▼

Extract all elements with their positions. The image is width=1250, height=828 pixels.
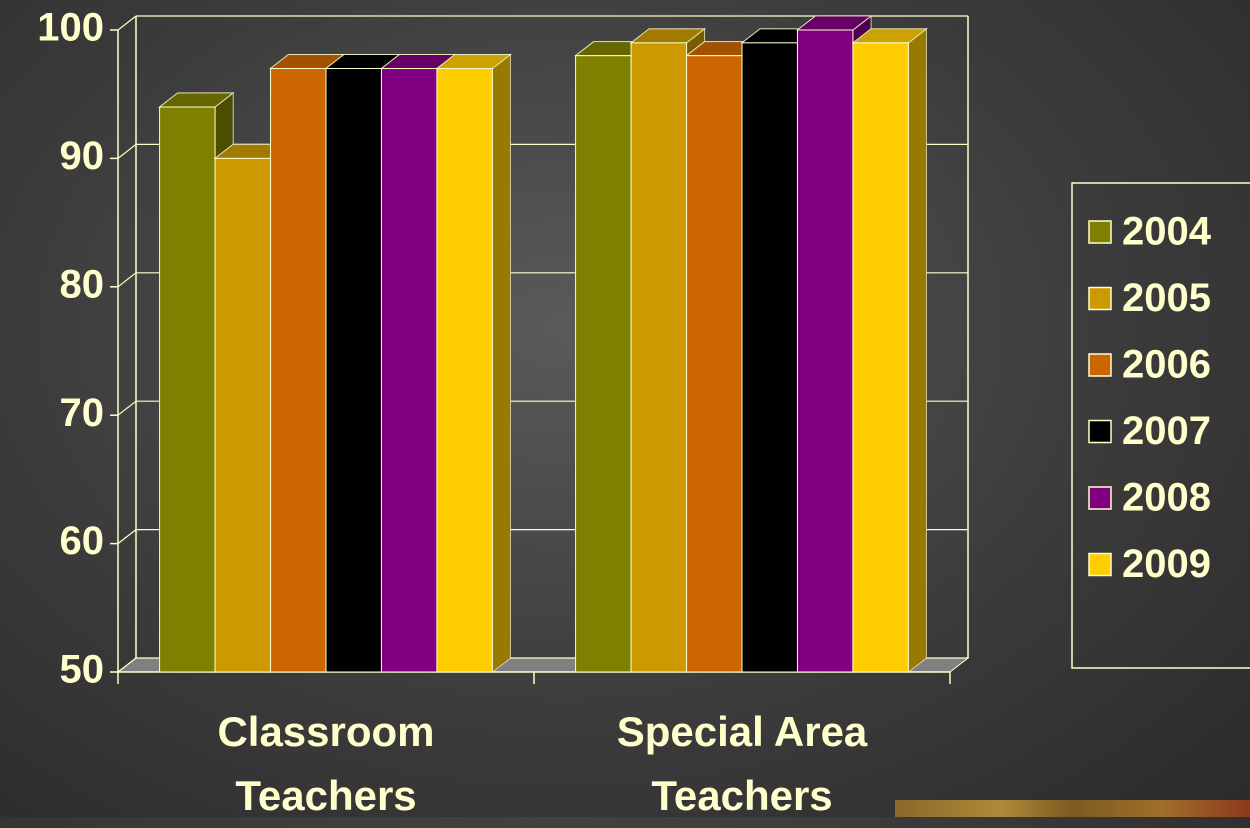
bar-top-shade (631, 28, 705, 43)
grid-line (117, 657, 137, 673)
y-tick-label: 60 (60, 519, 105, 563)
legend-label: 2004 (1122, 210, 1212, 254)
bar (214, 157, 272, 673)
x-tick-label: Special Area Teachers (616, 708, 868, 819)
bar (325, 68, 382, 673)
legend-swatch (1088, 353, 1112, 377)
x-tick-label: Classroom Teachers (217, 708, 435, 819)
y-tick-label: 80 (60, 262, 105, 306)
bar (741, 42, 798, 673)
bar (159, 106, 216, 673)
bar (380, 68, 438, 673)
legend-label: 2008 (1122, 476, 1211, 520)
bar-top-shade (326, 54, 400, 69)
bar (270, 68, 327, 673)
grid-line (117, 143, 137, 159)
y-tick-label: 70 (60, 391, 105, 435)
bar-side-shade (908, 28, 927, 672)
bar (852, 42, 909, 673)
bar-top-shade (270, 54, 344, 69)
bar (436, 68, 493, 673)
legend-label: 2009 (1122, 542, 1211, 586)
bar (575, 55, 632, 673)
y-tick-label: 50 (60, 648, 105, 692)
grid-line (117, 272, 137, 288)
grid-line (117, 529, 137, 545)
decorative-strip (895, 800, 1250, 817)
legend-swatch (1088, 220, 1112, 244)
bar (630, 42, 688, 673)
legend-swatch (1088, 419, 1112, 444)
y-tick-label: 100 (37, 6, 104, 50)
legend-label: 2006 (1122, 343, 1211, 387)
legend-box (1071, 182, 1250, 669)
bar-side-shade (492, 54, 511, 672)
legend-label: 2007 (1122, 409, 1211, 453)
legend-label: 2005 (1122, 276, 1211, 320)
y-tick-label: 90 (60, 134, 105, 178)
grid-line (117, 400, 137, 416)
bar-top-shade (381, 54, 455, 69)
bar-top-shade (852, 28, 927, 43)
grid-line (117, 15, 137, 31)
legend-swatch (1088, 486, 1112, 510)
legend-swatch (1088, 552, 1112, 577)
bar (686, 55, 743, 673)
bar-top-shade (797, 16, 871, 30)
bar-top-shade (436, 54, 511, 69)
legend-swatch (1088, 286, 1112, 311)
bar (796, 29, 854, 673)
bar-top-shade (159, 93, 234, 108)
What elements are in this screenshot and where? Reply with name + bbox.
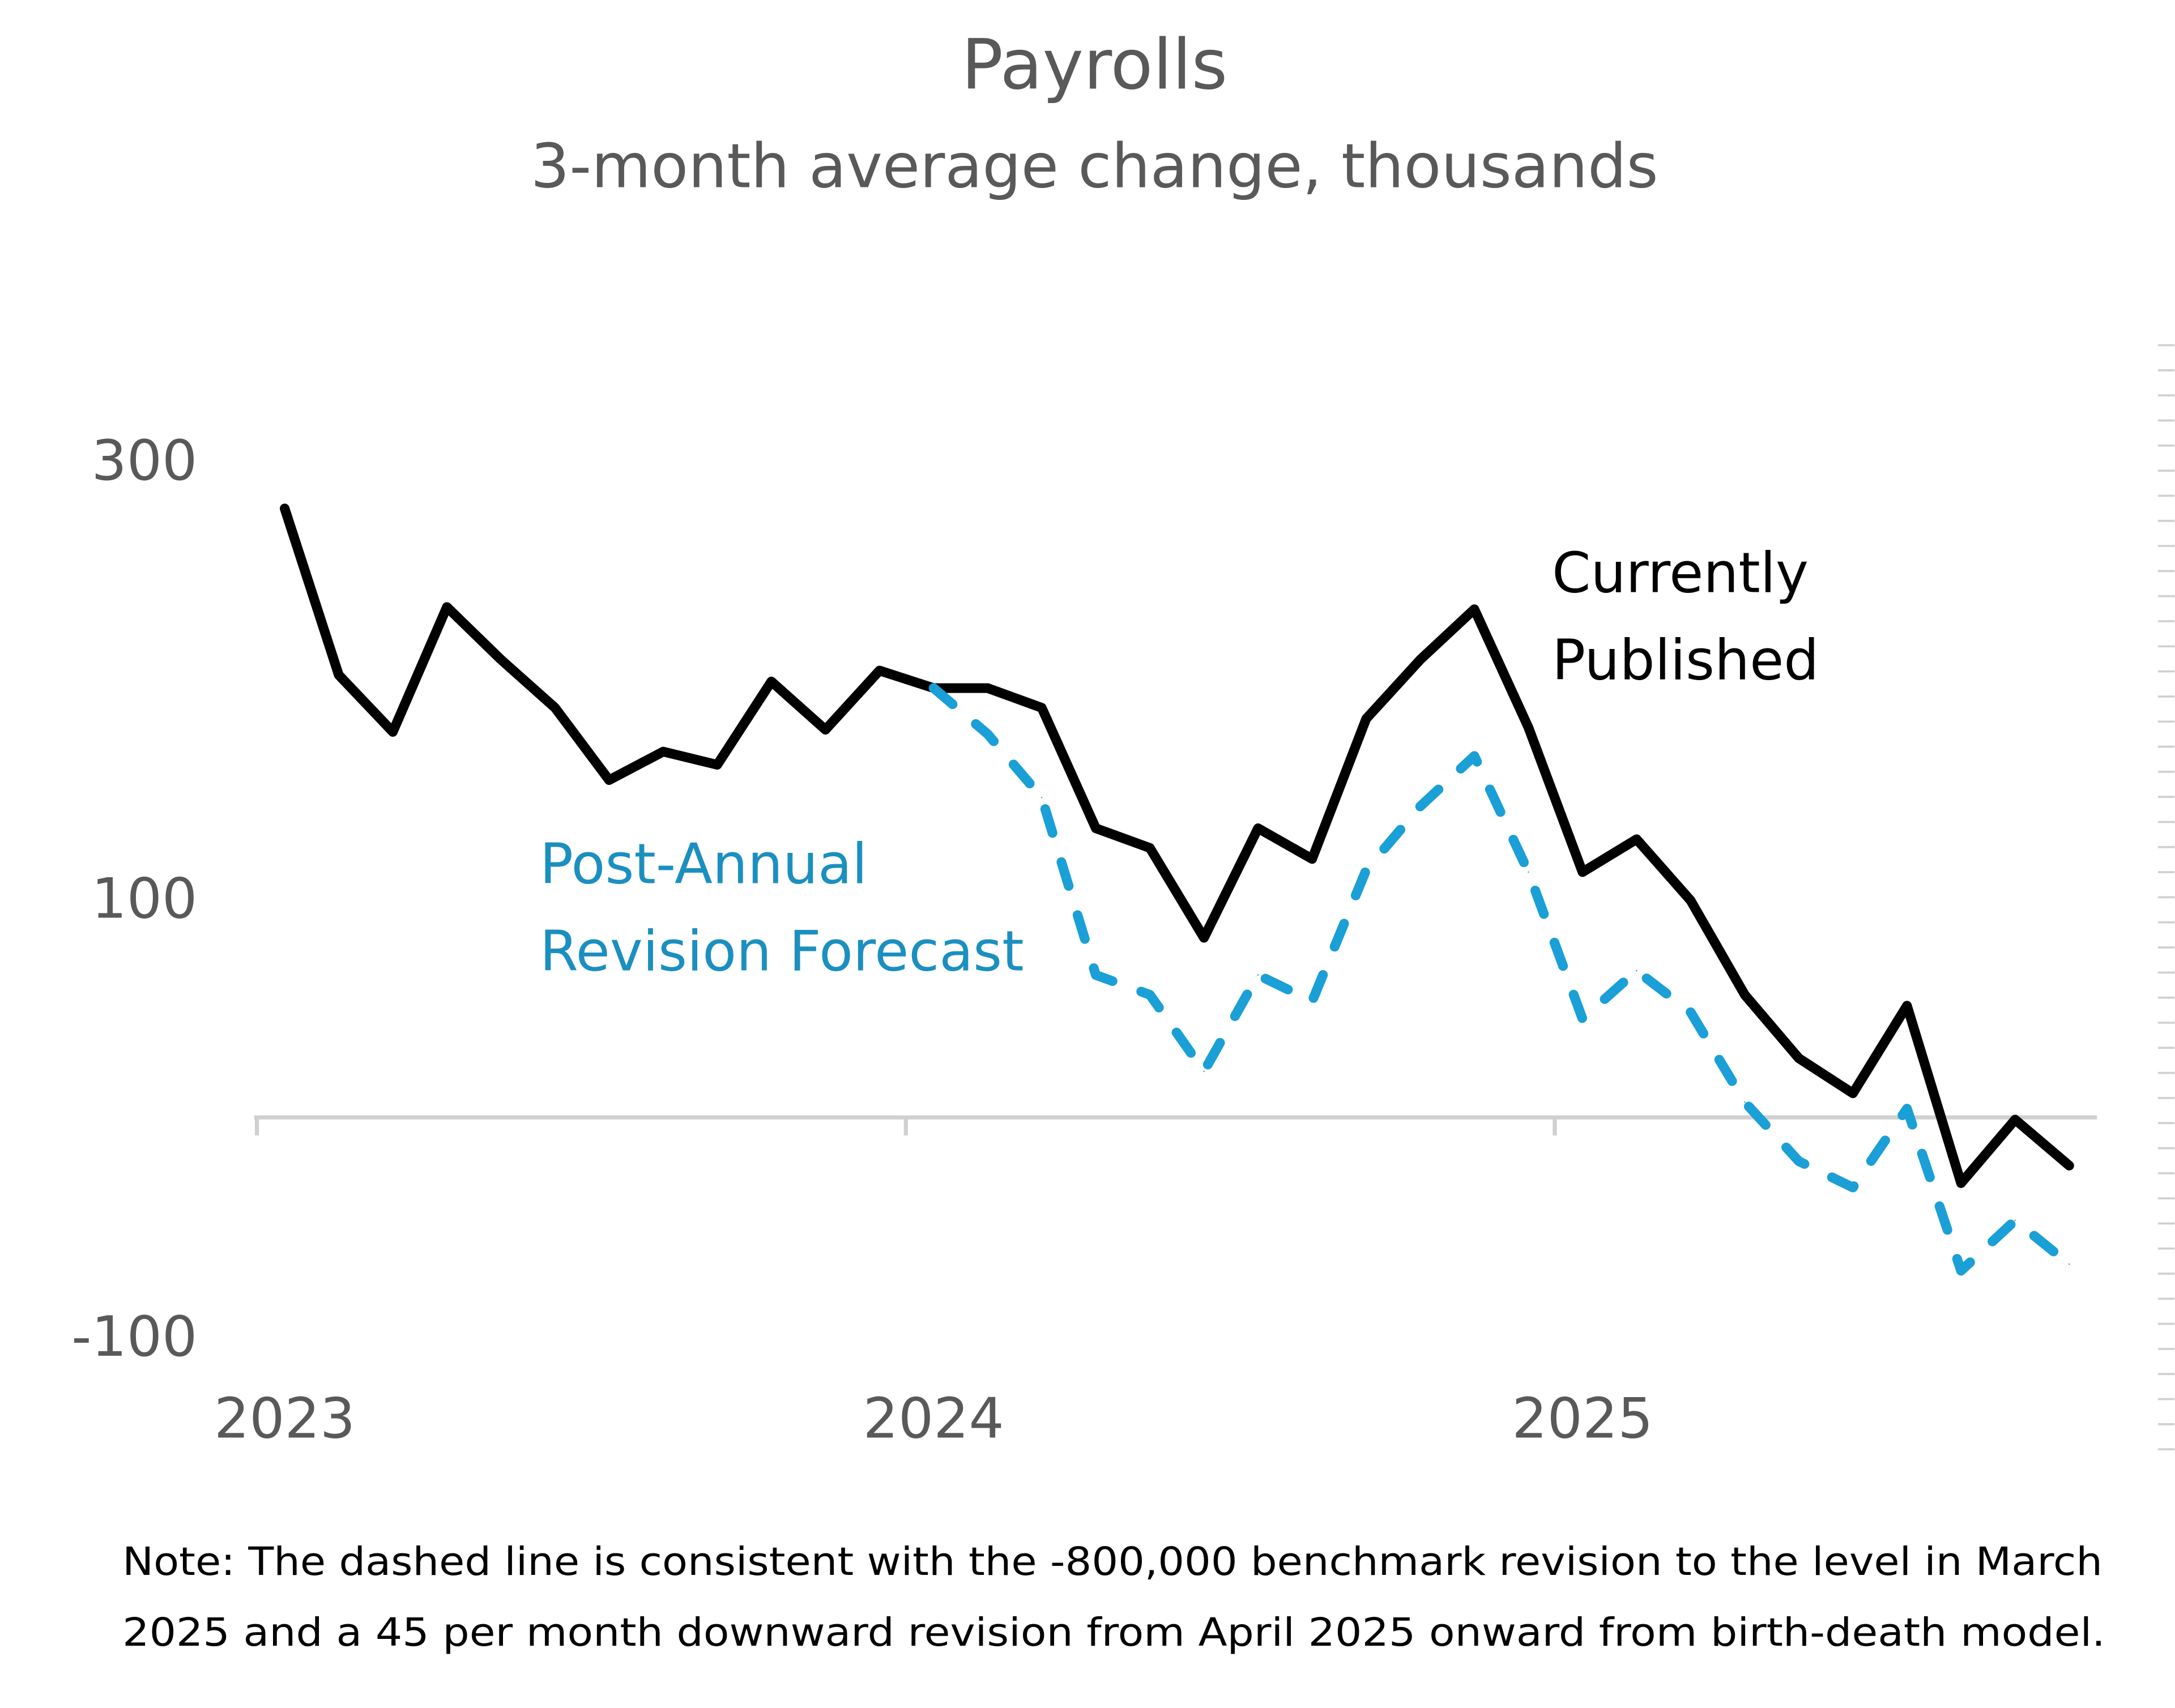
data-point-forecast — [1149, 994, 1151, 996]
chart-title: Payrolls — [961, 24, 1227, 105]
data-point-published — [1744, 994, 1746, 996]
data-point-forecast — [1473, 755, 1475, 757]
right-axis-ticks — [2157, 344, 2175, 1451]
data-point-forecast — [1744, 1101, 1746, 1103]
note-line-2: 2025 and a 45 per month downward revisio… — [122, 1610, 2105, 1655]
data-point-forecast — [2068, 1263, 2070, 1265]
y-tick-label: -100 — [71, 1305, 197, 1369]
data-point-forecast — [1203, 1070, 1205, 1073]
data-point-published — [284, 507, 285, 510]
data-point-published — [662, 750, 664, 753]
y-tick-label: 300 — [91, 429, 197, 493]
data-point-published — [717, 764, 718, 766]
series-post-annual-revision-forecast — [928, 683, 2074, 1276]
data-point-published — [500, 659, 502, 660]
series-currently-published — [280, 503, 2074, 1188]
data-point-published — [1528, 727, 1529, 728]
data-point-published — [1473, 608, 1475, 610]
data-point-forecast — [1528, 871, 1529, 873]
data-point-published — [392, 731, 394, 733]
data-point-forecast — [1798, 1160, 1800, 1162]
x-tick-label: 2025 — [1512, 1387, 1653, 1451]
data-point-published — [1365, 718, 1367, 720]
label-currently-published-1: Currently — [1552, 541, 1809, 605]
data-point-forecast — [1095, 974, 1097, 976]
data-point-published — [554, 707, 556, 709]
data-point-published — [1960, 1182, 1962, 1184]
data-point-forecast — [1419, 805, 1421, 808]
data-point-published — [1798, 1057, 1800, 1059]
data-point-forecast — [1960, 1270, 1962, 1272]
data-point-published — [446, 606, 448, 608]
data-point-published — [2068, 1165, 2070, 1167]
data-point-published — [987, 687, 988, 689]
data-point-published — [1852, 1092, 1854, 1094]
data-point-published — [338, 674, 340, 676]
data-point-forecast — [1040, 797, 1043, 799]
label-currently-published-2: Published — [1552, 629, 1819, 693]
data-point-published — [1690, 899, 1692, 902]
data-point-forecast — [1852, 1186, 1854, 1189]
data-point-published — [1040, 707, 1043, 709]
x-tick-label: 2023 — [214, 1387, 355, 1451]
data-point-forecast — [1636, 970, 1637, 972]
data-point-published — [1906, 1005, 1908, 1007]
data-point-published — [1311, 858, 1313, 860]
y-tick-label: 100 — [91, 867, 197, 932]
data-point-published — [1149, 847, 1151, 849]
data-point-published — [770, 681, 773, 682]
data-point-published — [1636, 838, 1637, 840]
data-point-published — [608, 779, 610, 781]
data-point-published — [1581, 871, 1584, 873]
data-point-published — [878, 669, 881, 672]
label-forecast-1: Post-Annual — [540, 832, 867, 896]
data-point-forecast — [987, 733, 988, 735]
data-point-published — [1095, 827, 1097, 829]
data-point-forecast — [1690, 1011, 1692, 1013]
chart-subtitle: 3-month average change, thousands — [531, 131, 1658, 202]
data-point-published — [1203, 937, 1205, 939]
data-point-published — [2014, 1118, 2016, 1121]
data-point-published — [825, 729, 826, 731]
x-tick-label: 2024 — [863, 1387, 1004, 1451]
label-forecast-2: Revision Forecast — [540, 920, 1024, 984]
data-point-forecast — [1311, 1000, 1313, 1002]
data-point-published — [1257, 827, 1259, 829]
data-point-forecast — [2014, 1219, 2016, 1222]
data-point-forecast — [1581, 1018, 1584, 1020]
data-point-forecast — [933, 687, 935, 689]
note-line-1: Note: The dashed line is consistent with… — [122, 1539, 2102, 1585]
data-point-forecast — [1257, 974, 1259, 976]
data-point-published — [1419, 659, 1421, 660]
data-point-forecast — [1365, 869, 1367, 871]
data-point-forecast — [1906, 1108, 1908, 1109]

▲

Please copy the lines above, starting with the line containing "bar-top-shade (631, 28, 705, 43)" and going on through the line containing "legend-box (1071, 182, 1250, 669)", both included, without changing anything.

**SOLUTION FOR THIS EXERCISE:**
bar-top-shade (631, 28, 705, 43)
grid-line (117, 657, 137, 673)
y-tick-label: 60 (60, 519, 105, 563)
legend-label: 2004 (1122, 210, 1212, 254)
bar (214, 157, 272, 673)
x-tick-label: Special Area Teachers (616, 708, 868, 819)
bar (325, 68, 382, 673)
legend-swatch (1088, 353, 1112, 377)
x-tick-label: Classroom Teachers (217, 708, 435, 819)
y-tick-label: 80 (60, 262, 105, 306)
bar (741, 42, 798, 673)
bar (159, 106, 216, 673)
bar (380, 68, 438, 673)
legend-label: 2008 (1122, 476, 1211, 520)
bar-top-shade (326, 54, 400, 69)
bar (270, 68, 327, 673)
grid-line (117, 143, 137, 159)
y-tick-label: 70 (60, 391, 105, 435)
bar-side-shade (908, 28, 927, 672)
bar (852, 42, 909, 673)
bar-top-shade (270, 54, 344, 69)
bar (436, 68, 493, 673)
legend-label: 2009 (1122, 542, 1211, 586)
bar (575, 55, 632, 673)
y-tick-label: 50 (60, 648, 105, 692)
grid-line (117, 272, 137, 288)
grid-line (117, 529, 137, 545)
decorative-strip (895, 800, 1250, 817)
legend-swatch (1088, 220, 1112, 244)
bar (630, 42, 688, 673)
legend-swatch (1088, 419, 1112, 444)
y-tick-label: 100 (37, 6, 104, 50)
legend-label: 2006 (1122, 343, 1211, 387)
legend-box (1071, 182, 1250, 669)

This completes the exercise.